Data items
## Begin
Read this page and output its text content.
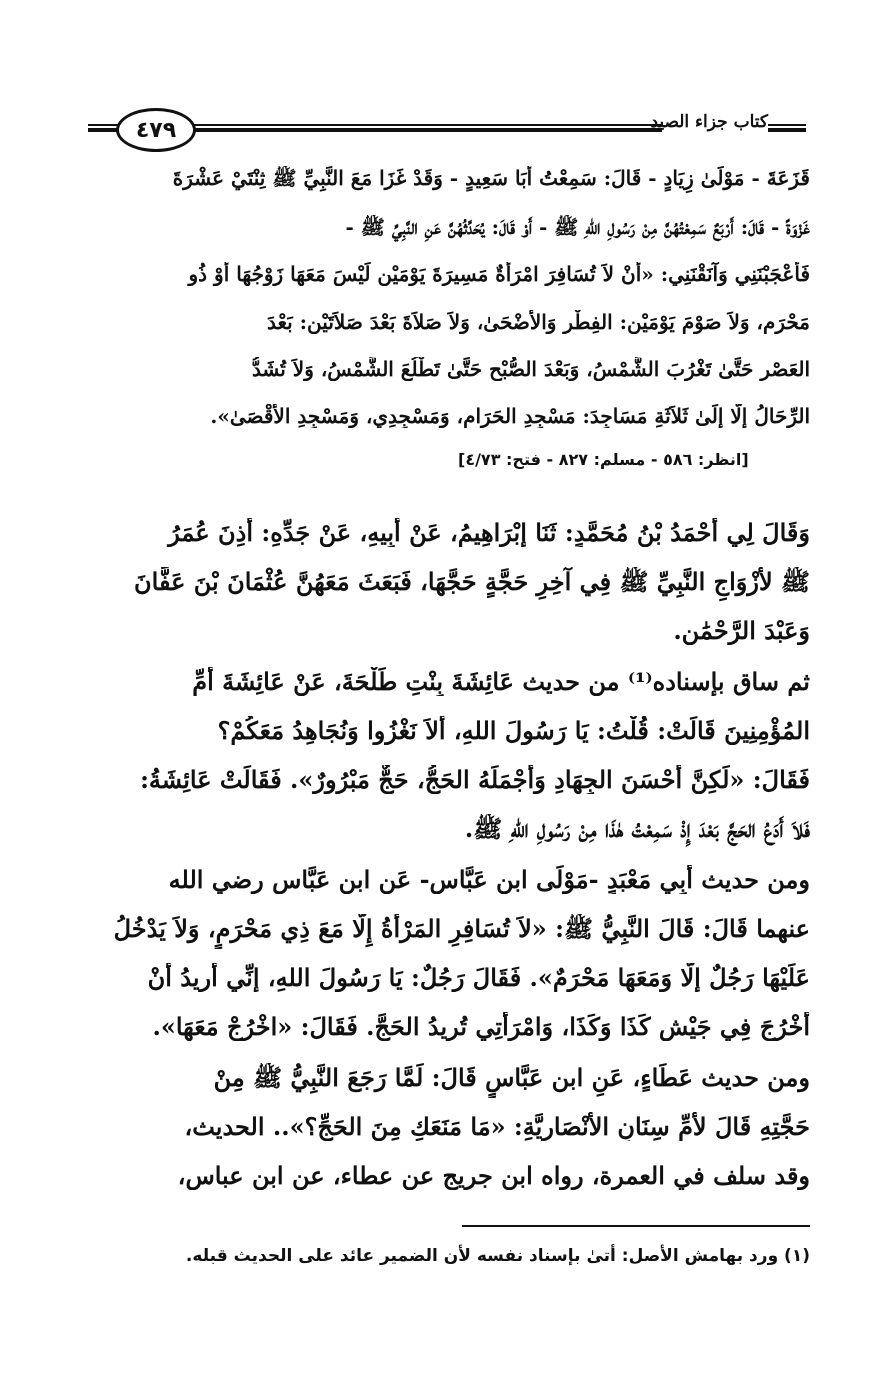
٤٧٩	كتاب جزاء الصيد
قَزَعَةَ - مَوْلَىٰ زِيَادٍ - قَالَ: سَمِعْتُ أَبَا سَعِيدٍ - وَقَدْ غَزَا مَعَ النَّبِيِّ ﷺ ثِنْتَيْ عَشْرَةَ
غَزْوَةً - قَالَ: أَرْبَعٌ سَمِعْتُهُنَّ مِنْ رَسُولِ اللهِ ﷺ - أَوْ قَالَ: يُحَدِّثُهُنَّ عَنِ النَّبِيِّ ﷺ -
فَأَعْجَبْنَنِي وَآنَقْنَنِي: «أَنْ لاَ تُسَافِرَ امْرَأَةٌ مَسِيرَةَ يَوْمَيْنِ لَيْسَ مَعَهَا زَوْجُهَا أَوْ ذُو
مَحْرَمٍ، وَلاَ صَوْمَ يَوْمَيْنِ: الفِطْرِ وَالأَضْحَىٰ، وَلاَ صَلاَةَ بَعْدَ صَلاَتَيْنِ: بَعْدَ
العَصْرِ حَتَّىٰ تَغْرُبَ الشَّمْسُ، وَبَعْدَ الصُّبْحِ حَتَّىٰ تَطْلُعَ الشَّمْسُ، وَلاَ تُشَدُّ
الرِّحَالُ إِلَّا إِلَىٰ ثَلاَثَةِ مَسَاجِدَ: مَسْجِدِ الحَرَامِ، وَمَسْجِدِي، وَمَسْجِدِ الأَقْصَىٰ».
[انظر: ٥٨٦ - مسلم: ٨٢٧ - فتح: ٤/٧٣]
وَقَالَ لِي أَحْمَدُ بْنُ مُحَمَّدٍ: ثَنَا إِبْرَاهِيمُ، عَنْ أَبِيهِ، عَنْ جَدِّهِ: أَذِنَ عُمَرُ
ﷺ لأَزْوَاجِ النَّبِيِّ ﷺ فِي آخِرِ حَجَّةٍ حَجَّهَا، فَبَعَثَ مَعَهُنَّ عُثْمَانَ بْنَ عَفَّانَ
وَعَبْدَ الرَّحْمَٰنِ.
ثم ساق بإسناده⁽¹⁾ من حديث عَائِشَةَ بِنْتِ طَلْحَةَ، عَنْ عَائِشَةَ أُمِّ
المُؤْمِنِينَ قَالَتْ: قُلْتُ: يَا رَسُولَ اللهِ، أَلاَ نَغْزُوا وَنُجَاهِدُ مَعَكُمْ؟
فَقَالَ: «لَكِنَّ أَحْسَنَ الجِهَادِ وَأَجْمَلَهُ الحَجُّ، حَجٌّ مَبْرُورٌ». فَقَالَتْ عَائِشَةُ:
فَلاَ أَدَعُ الحَجَّ بَعْدَ إِذْ سَمِعْتُ هٰذَا مِنْ رَسُولِ اللهِ ﷺ.
ومن حديث أَبِي مَعْبَدٍ -مَوْلَى ابن عَبَّاسٍ- عَنِ ابن عَبَّاسٍ رضي الله
عنهما قَالَ: قَالَ النَّبِيُّ ﷺ: «لاَ تُسَافِرِ المَرْأَةُ إِلَّا مَعَ ذِي مَحْرَمٍ، وَلاَ يَدْخُلُ
عَلَيْهَا رَجُلٌ إِلَّا وَمَعَهَا مَحْرَمٌ». فَقَالَ رَجُلٌ: يَا رَسُولَ اللهِ، إِنِّي أُرِيدُ أَنْ
أَخْرُجَ فِي جَيْشِ كَذَا وَكَذَا، وَامْرَأَتِي تُرِيدُ الحَجَّ. فَقَالَ: «اخْرُجْ مَعَهَا».
ومن حديث عَطَاءٍ، عَنِ ابن عَبَّاسٍ قَالَ: لَمَّا رَجَعَ النَّبِيُّ ﷺ مِنْ
حَجَّتِهِ قَالَ لأُمِّ سِنَانٍ الأَنْصَارِيَّةِ: «مَا مَنَعَكِ مِنَ الحَجِّ؟».. الحديث،
وقد سلف في العمرة، رواه ابن جريج عن عطاء، عن ابن عباس،
(١) ورد بهامش الأصل: أتىٰ بإسناد نفسه لأن الضمير عائد على الحديث قبله.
## End
Which lines in the data above contain "الحديث"? Show each one.

WRITTEN ANSWER.
حَجَّتِهِ قَالَ لأُمِّ سِنَانٍ الأَنْصَارِيَّةِ: «مَا مَنَعَكِ مِنَ الحَجِّ؟».. الحديث،
(١) ورد بهامش الأصل: أتىٰ بإسناد نفسه لأن الضمير عائد على الحديث قبله.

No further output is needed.